_Given instruction_
Go through the data below. Pull out every line that has the word "this".
# START OF Records for processing
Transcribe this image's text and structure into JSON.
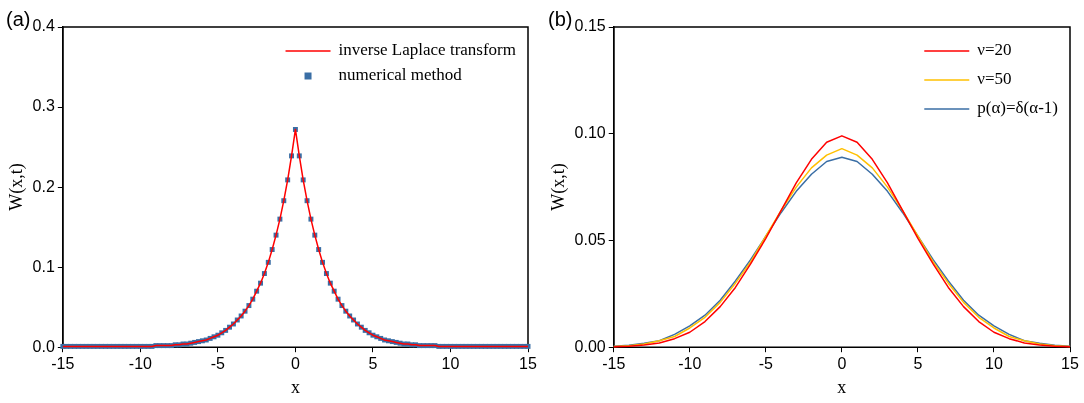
{
  "chart_data": [
    {
      "type": "line",
      "title": "(a)",
      "xlabel": "x",
      "ylabel": "W(x,t)",
      "xlim": [
        -15,
        15
      ],
      "xticks": [
        -15,
        -10,
        -5,
        0,
        5,
        10,
        15
      ],
      "ylim": [
        0,
        0.4
      ],
      "yticks": [
        {
          "value": 0,
          "label": "0.0"
        },
        {
          "value": 0.1,
          "label": "0.1"
        },
        {
          "value": 0.2,
          "label": "0.2"
        },
        {
          "value": 0.3,
          "label": "0.3"
        },
        {
          "value": 0.4,
          "label": "0.4"
        }
      ],
      "legend": "top right",
      "grid": false,
      "x": [
        -15,
        -14.75,
        -14.5,
        -14.25,
        -14,
        -13.75,
        -13.5,
        -13.25,
        -13,
        -12.75,
        -12.5,
        -12.25,
        -12,
        -11.75,
        -11.5,
        -11.25,
        -11,
        -10.75,
        -10.5,
        -10.25,
        -10,
        -9.75,
        -9.5,
        -9.25,
        -9,
        -8.75,
        -8.5,
        -8.25,
        -8,
        -7.75,
        -7.5,
        -7.25,
        -7,
        -6.75,
        -6.5,
        -6.25,
        -6,
        -5.75,
        -5.5,
        -5.25,
        -5,
        -4.75,
        -4.5,
        -4.25,
        -4,
        -3.75,
        -3.5,
        -3.25,
        -3,
        -2.75,
        -2.5,
        -2.25,
        -2,
        -1.75,
        -1.5,
        -1.25,
        -1,
        -0.75,
        -0.5,
        -0.25,
        0,
        0.25,
        0.5,
        0.75,
        1,
        1.25,
        1.5,
        1.75,
        2,
        2.25,
        2.5,
        2.75,
        3,
        3.25,
        3.5,
        3.75,
        4,
        4.25,
        4.5,
        4.75,
        5,
        5.25,
        5.5,
        5.75,
        6,
        6.25,
        6.5,
        6.75,
        7,
        7.25,
        7.5,
        7.75,
        8,
        8.25,
        8.5,
        8.75,
        9,
        9.25,
        9.5,
        9.75,
        10,
        10.25,
        10.5,
        10.75,
        11,
        11.25,
        11.5,
        11.75,
        12,
        12.25,
        12.5,
        12.75,
        13,
        13.25,
        13.5,
        13.75,
        14,
        14.25,
        14.5,
        14.75,
        15
      ],
      "series": [
        {
          "name": "inverse Laplace transform",
          "marker": "none",
          "color": "#ff0000",
          "values": [
            0.001,
            0.001,
            0.001,
            0.001,
            0.001,
            0.001,
            0.001,
            0.001,
            0.001,
            0.001,
            0.001,
            0.001,
            0.001,
            0.001,
            0.001,
            0.001,
            0.001,
            0.001,
            0.001,
            0.001,
            0.001,
            0.001,
            0.001,
            0.001,
            0.002,
            0.002,
            0.002,
            0.002,
            0.002,
            0.003,
            0.003,
            0.004,
            0.004,
            0.005,
            0.006,
            0.007,
            0.008,
            0.009,
            0.011,
            0.013,
            0.015,
            0.018,
            0.021,
            0.025,
            0.029,
            0.034,
            0.039,
            0.045,
            0.052,
            0.06,
            0.07,
            0.08,
            0.092,
            0.106,
            0.122,
            0.14,
            0.16,
            0.183,
            0.209,
            0.239,
            0.272,
            0.239,
            0.209,
            0.183,
            0.16,
            0.14,
            0.122,
            0.106,
            0.092,
            0.08,
            0.07,
            0.06,
            0.052,
            0.045,
            0.039,
            0.034,
            0.029,
            0.025,
            0.021,
            0.018,
            0.015,
            0.013,
            0.011,
            0.009,
            0.008,
            0.007,
            0.006,
            0.005,
            0.004,
            0.004,
            0.003,
            0.003,
            0.002,
            0.002,
            0.002,
            0.002,
            0.002,
            0.001,
            0.001,
            0.001,
            0.001,
            0.001,
            0.001,
            0.001,
            0.001,
            0.001,
            0.001,
            0.001,
            0.001,
            0.001,
            0.001,
            0.001,
            0.001,
            0.001,
            0.001,
            0.001,
            0.001,
            0.001,
            0.001,
            0.001,
            0.001
          ]
        },
        {
          "name": "numerical method",
          "type": "scatter",
          "marker": "square",
          "color": "#3a6ea5",
          "values": [
            0.001,
            0.001,
            0.001,
            0.001,
            0.001,
            0.001,
            0.001,
            0.001,
            0.001,
            0.001,
            0.001,
            0.001,
            0.001,
            0.001,
            0.001,
            0.001,
            0.001,
            0.001,
            0.001,
            0.001,
            0.001,
            0.001,
            0.001,
            0.001,
            0.002,
            0.002,
            0.002,
            0.002,
            0.002,
            0.003,
            0.003,
            0.004,
            0.004,
            0.005,
            0.006,
            0.007,
            0.008,
            0.009,
            0.011,
            0.013,
            0.015,
            0.018,
            0.021,
            0.025,
            0.029,
            0.034,
            0.039,
            0.045,
            0.052,
            0.06,
            0.07,
            0.08,
            0.092,
            0.106,
            0.122,
            0.14,
            0.16,
            0.183,
            0.209,
            0.239,
            0.272,
            0.239,
            0.209,
            0.183,
            0.16,
            0.14,
            0.122,
            0.106,
            0.092,
            0.08,
            0.07,
            0.06,
            0.052,
            0.045,
            0.039,
            0.034,
            0.029,
            0.025,
            0.021,
            0.018,
            0.015,
            0.013,
            0.011,
            0.009,
            0.008,
            0.007,
            0.006,
            0.005,
            0.004,
            0.004,
            0.003,
            0.003,
            0.002,
            0.002,
            0.002,
            0.002,
            0.002,
            0.001,
            0.001,
            0.001,
            0.001,
            0.001,
            0.001,
            0.001,
            0.001,
            0.001,
            0.001,
            0.001,
            0.001,
            0.001,
            0.001,
            0.001,
            0.001,
            0.001,
            0.001,
            0.001,
            0.001,
            0.001,
            0.001,
            0.001,
            0.001
          ]
        }
      ]
    },
    {
      "type": "line",
      "title": "(b)",
      "xlabel": "x",
      "ylabel": "W(x,t)",
      "xlim": [
        -15,
        15
      ],
      "xticks": [
        -15,
        -10,
        -5,
        0,
        5,
        10,
        15
      ],
      "ylim": [
        0,
        0.15
      ],
      "yticks": [
        {
          "value": 0,
          "label": "0.00"
        },
        {
          "value": 0.05,
          "label": "0.05"
        },
        {
          "value": 0.1,
          "label": "0.10"
        },
        {
          "value": 0.15,
          "label": "0.15"
        }
      ],
      "legend": "top right",
      "grid": false,
      "marker": "none",
      "x": [
        -15,
        -14,
        -13,
        -12,
        -11,
        -10,
        -9,
        -8,
        -7,
        -6,
        -5,
        -4,
        -3,
        -2,
        -1,
        0,
        1,
        2,
        3,
        4,
        5,
        6,
        7,
        8,
        9,
        10,
        11,
        12,
        13,
        14,
        15
      ],
      "series": [
        {
          "name": "ν=20",
          "color": "#ff0000",
          "values": [
            0.0002,
            0.0005,
            0.001,
            0.002,
            0.004,
            0.007,
            0.012,
            0.019,
            0.028,
            0.039,
            0.051,
            0.064,
            0.077,
            0.088,
            0.096,
            0.099,
            0.096,
            0.088,
            0.077,
            0.064,
            0.051,
            0.039,
            0.028,
            0.019,
            0.012,
            0.007,
            0.004,
            0.002,
            0.001,
            0.0005,
            0.0002
          ]
        },
        {
          "name": "ν=50",
          "color": "#ffc000",
          "values": [
            0.0003,
            0.0007,
            0.0015,
            0.003,
            0.005,
            0.009,
            0.014,
            0.021,
            0.03,
            0.04,
            0.052,
            0.064,
            0.075,
            0.084,
            0.09,
            0.093,
            0.09,
            0.084,
            0.075,
            0.064,
            0.052,
            0.04,
            0.03,
            0.021,
            0.014,
            0.009,
            0.005,
            0.003,
            0.0015,
            0.0007,
            0.0003
          ]
        },
        {
          "name": "p(α)=δ(α-1)",
          "color": "#3a6ea5",
          "values": [
            0.0004,
            0.0009,
            0.0018,
            0.003,
            0.006,
            0.01,
            0.015,
            0.022,
            0.031,
            0.041,
            0.052,
            0.063,
            0.073,
            0.081,
            0.087,
            0.089,
            0.087,
            0.081,
            0.073,
            0.063,
            0.052,
            0.041,
            0.031,
            0.022,
            0.015,
            0.01,
            0.006,
            0.003,
            0.0018,
            0.0009,
            0.0004
          ]
        }
      ]
    }
  ]
}
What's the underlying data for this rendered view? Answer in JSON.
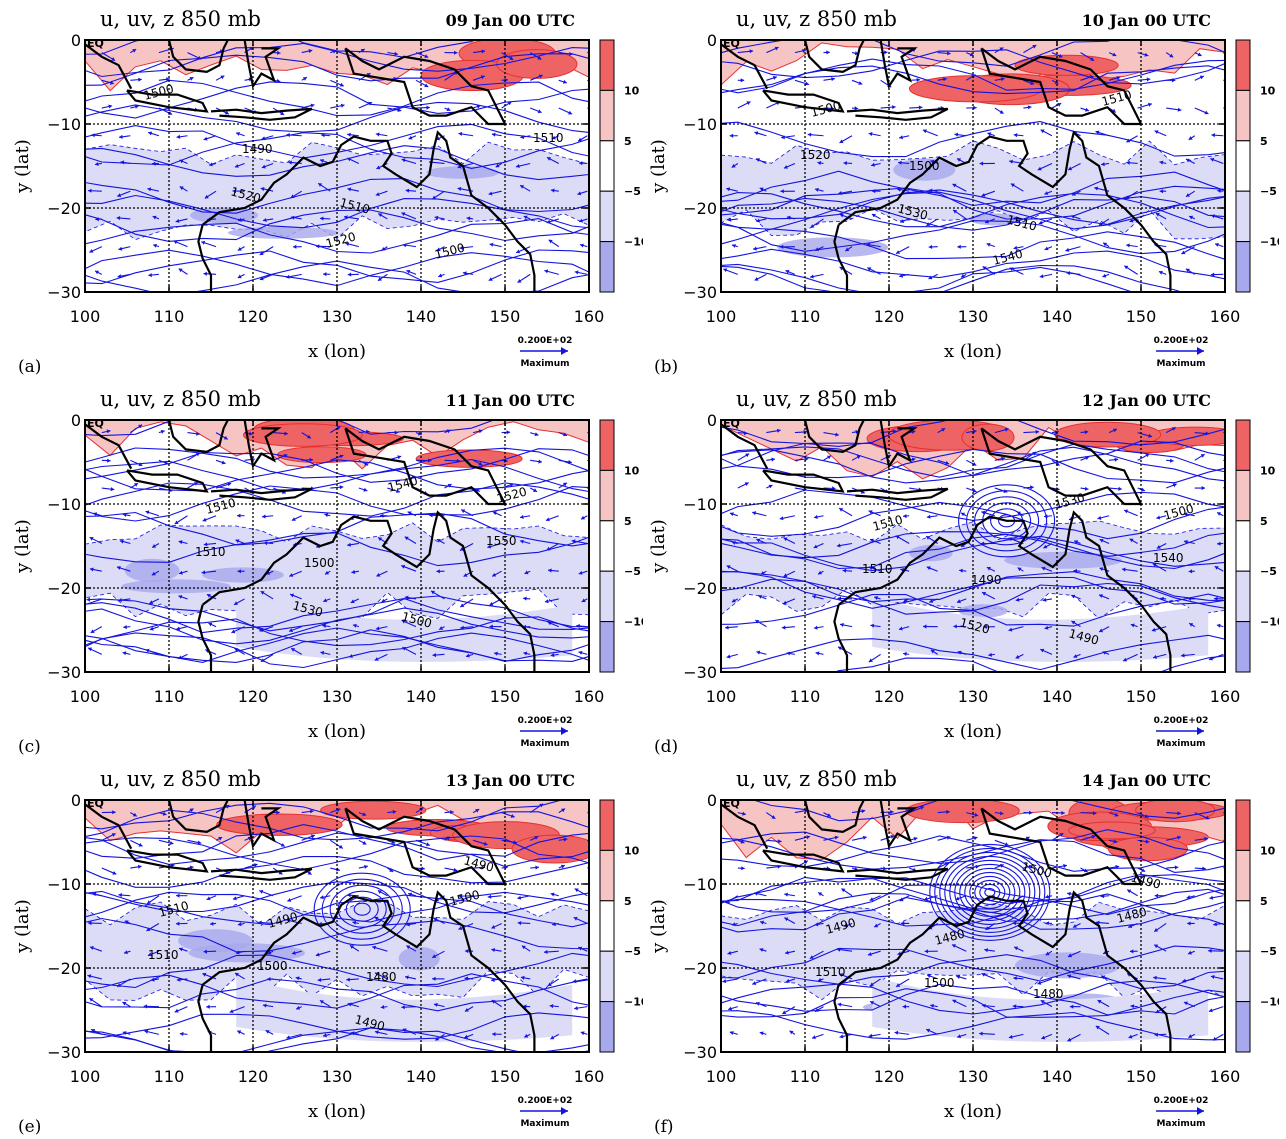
# END OF Records for processing
_Output below_
Transcribe this image's text and structure into JSON.
What's the underlying data for this rendered view? Answer in JSON.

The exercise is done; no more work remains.